WRITTEN INSTRUCTION: Go through the data below. List every line that holds the word "يكون".

INPUT ROWS:
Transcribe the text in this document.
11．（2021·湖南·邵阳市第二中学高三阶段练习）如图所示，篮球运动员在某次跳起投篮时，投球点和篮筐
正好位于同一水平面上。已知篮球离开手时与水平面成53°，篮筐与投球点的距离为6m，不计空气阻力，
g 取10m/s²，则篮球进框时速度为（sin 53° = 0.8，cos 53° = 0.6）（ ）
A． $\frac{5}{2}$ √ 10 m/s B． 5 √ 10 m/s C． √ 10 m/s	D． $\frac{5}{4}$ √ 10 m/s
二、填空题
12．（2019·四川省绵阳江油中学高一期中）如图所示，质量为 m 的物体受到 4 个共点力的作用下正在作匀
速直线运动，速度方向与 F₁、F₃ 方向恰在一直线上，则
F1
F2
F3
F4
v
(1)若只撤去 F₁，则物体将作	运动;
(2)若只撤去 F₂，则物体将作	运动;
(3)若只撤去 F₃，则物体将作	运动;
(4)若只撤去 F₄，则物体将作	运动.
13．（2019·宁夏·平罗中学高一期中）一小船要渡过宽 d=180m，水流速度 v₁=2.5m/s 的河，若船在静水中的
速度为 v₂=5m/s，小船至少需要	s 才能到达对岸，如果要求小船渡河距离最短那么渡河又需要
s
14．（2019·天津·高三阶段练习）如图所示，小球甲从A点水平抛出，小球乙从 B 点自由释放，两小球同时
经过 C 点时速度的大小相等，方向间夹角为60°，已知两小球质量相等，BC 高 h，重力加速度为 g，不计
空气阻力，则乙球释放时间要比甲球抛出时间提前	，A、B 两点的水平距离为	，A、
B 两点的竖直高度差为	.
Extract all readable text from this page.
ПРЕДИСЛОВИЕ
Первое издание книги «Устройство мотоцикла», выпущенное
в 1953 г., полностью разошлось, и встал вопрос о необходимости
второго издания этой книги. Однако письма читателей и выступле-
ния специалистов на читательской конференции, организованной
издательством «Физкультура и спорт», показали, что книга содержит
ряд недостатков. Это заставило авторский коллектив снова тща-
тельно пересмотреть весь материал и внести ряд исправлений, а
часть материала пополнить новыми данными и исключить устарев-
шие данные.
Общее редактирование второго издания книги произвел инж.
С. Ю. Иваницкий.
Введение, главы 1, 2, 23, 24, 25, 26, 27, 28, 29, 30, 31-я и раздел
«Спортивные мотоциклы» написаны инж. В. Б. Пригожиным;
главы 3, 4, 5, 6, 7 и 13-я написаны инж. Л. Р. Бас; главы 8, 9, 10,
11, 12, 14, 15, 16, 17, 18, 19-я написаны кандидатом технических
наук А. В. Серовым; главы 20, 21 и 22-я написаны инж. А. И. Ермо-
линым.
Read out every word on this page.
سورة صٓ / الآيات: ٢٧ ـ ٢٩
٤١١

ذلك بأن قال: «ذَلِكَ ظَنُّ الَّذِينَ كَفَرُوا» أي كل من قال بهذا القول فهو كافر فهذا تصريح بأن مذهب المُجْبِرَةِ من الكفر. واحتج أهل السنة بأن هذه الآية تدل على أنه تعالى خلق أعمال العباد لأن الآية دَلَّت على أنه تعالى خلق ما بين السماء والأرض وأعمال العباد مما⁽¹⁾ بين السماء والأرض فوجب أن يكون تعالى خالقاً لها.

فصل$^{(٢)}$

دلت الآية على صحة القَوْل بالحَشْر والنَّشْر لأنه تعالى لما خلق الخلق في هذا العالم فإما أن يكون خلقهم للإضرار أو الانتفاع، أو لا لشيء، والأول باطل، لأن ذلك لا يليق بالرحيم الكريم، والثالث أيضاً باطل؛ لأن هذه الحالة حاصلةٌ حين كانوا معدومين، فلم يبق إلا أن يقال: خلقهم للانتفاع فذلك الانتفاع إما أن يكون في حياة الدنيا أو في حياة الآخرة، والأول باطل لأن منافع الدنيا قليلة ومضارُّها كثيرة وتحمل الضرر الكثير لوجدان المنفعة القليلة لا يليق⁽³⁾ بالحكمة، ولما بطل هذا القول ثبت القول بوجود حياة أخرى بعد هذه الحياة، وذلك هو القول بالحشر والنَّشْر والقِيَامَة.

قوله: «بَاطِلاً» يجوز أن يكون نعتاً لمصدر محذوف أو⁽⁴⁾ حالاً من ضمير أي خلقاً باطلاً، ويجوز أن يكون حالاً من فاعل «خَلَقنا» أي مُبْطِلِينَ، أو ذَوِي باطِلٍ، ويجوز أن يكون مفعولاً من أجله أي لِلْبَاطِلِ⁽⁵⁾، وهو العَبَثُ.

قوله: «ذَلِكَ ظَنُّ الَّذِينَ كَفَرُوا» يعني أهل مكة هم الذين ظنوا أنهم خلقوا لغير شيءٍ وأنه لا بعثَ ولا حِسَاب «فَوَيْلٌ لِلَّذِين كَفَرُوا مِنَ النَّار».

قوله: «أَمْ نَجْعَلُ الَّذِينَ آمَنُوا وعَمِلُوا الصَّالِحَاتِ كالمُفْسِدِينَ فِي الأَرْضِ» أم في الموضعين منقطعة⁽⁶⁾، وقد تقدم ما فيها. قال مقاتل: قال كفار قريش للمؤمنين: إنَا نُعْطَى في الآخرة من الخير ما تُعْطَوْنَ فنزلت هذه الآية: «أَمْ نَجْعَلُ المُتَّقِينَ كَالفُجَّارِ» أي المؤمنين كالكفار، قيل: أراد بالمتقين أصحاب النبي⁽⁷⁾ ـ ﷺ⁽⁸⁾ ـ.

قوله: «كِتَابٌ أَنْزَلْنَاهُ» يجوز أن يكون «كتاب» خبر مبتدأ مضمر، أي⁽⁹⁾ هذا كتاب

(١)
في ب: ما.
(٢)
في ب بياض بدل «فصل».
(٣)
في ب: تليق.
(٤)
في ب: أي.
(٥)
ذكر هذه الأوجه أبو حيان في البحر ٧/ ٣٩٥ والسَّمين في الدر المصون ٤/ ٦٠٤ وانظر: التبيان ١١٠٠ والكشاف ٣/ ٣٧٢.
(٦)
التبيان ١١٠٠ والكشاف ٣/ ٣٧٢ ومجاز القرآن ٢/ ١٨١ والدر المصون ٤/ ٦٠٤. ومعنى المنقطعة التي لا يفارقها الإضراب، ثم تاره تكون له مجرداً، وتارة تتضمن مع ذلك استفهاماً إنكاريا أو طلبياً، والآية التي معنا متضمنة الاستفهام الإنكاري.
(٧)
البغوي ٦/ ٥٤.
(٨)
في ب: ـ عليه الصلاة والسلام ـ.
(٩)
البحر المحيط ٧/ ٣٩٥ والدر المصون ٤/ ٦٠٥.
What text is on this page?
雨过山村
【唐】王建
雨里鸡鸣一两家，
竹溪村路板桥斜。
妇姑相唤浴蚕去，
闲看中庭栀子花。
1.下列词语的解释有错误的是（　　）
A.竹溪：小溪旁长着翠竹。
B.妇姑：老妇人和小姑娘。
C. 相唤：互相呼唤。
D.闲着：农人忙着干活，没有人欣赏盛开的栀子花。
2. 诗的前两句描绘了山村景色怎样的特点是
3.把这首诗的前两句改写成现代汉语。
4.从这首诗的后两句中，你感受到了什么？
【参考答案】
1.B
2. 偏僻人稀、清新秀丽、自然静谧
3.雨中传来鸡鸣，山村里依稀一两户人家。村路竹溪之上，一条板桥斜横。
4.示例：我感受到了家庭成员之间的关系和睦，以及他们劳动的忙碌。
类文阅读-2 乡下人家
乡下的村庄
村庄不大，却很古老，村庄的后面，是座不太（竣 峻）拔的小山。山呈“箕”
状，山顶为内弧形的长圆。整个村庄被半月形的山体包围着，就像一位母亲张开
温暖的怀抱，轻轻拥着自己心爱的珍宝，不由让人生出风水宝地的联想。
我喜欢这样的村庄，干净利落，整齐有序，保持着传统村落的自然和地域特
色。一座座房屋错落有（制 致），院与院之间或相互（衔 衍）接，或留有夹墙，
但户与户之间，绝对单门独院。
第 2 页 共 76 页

EXPECTED ANSWER:
ذلك بأن قال: «ذَلِكَ ظَنُّ الَّذِينَ كَفَرُوا» أي كل من قال بهذا القول فهو كافر فهذا تصريح بأن مذهب المُجْبِرَةِ من الكفر. واحتج أهل السنة بأن هذه الآية تدل على أنه تعالى خلق أعمال العباد لأن الآية دَلَّت على أنه تعالى خلق ما بين السماء والأرض وأعمال العباد مما⁽¹⁾ بين السماء والأرض فوجب أن يكون تعالى خالقاً لها.
دلت الآية على صحة القَوْل بالحَشْر والنَّشْر لأنه تعالى لما خلق الخلق في هذا العالم فإما أن يكون خلقهم للإضرار أو الانتفاع، أو لا لشيء، والأول باطل، لأن ذلك لا يليق بالرحيم الكريم، والثالث أيضاً باطل؛ لأن هذه الحالة حاصلةٌ حين كانوا معدومين، فلم يبق إلا أن يقال: خلقهم للانتفاع فذلك الانتفاع إما أن يكون في حياة الدنيا أو في حياة الآخرة، والأول باطل لأن منافع الدنيا قليلة ومضارُّها كثيرة وتحمل الضرر الكثير لوجدان المنفعة القليلة لا يليق⁽³⁾ بالحكمة، ولما بطل هذا القول ثبت القول بوجود حياة أخرى بعد هذه الحياة، وذلك هو القول بالحشر والنَّشْر والقِيَامَة.
قوله: «بَاطِلاً» يجوز أن يكون نعتاً لمصدر محذوف أو⁽⁴⁾ حالاً من ضمير أي خلقاً باطلاً، ويجوز أن يكون حالاً من فاعل «خَلَقنا» أي مُبْطِلِينَ، أو ذَوِي باطِلٍ، ويجوز أن يكون مفعولاً من أجله أي لِلْبَاطِلِ⁽⁵⁾، وهو العَبَثُ.
قوله: «كِتَابٌ أَنْزَلْنَاهُ» يجوز أن يكون «كتاب» خبر مبتدأ مضمر، أي⁽⁹⁾ هذا كتاب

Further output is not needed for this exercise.